Stored records:
========
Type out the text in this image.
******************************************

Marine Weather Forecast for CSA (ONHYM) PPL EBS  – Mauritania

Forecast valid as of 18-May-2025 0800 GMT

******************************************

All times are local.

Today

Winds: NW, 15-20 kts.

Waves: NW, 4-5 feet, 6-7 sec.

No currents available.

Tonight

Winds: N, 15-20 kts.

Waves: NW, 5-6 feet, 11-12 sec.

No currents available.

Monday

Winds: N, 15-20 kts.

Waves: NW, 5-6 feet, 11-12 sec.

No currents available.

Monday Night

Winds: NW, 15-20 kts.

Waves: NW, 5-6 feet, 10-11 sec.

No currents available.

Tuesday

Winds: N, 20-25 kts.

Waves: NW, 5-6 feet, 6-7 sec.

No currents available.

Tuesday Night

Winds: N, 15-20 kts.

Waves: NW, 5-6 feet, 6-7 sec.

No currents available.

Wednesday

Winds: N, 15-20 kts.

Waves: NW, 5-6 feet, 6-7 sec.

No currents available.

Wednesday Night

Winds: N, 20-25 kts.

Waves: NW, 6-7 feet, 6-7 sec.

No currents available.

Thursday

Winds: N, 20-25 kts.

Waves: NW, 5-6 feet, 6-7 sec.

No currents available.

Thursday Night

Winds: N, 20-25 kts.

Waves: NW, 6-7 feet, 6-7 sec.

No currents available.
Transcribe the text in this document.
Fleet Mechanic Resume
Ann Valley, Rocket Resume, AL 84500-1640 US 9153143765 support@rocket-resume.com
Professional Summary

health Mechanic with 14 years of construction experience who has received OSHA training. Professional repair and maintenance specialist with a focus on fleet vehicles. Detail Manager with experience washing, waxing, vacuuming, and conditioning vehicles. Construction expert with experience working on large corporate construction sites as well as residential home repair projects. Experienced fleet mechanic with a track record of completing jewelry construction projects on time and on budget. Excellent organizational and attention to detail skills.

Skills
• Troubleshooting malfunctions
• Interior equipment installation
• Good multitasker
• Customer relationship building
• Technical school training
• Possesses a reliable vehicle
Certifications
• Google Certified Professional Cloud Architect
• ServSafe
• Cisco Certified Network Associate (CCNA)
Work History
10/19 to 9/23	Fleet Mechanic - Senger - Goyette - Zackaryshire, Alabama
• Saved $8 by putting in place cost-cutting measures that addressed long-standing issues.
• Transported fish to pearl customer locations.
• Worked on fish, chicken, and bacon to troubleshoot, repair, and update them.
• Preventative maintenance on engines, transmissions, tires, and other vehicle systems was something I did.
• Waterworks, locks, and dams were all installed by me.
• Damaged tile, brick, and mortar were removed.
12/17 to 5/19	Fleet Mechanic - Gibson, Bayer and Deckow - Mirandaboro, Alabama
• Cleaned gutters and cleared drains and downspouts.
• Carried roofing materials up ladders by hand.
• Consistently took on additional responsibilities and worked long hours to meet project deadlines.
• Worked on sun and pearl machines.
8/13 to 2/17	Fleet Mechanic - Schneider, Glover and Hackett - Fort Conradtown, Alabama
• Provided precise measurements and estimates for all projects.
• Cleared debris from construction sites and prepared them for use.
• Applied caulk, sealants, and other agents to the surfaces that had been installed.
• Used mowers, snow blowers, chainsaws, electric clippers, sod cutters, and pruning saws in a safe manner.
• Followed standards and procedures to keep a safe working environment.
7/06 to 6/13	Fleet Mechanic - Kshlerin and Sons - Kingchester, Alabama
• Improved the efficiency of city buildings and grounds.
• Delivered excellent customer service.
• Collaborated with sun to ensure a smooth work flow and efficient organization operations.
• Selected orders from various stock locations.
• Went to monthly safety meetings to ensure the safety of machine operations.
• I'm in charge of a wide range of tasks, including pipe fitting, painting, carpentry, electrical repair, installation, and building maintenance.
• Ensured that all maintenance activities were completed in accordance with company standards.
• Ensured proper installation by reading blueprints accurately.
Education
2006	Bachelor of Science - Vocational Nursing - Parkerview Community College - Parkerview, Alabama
========
Exercise requirements: Determine how many lines include the string "this". Give no answer but the number.

Correct result: 2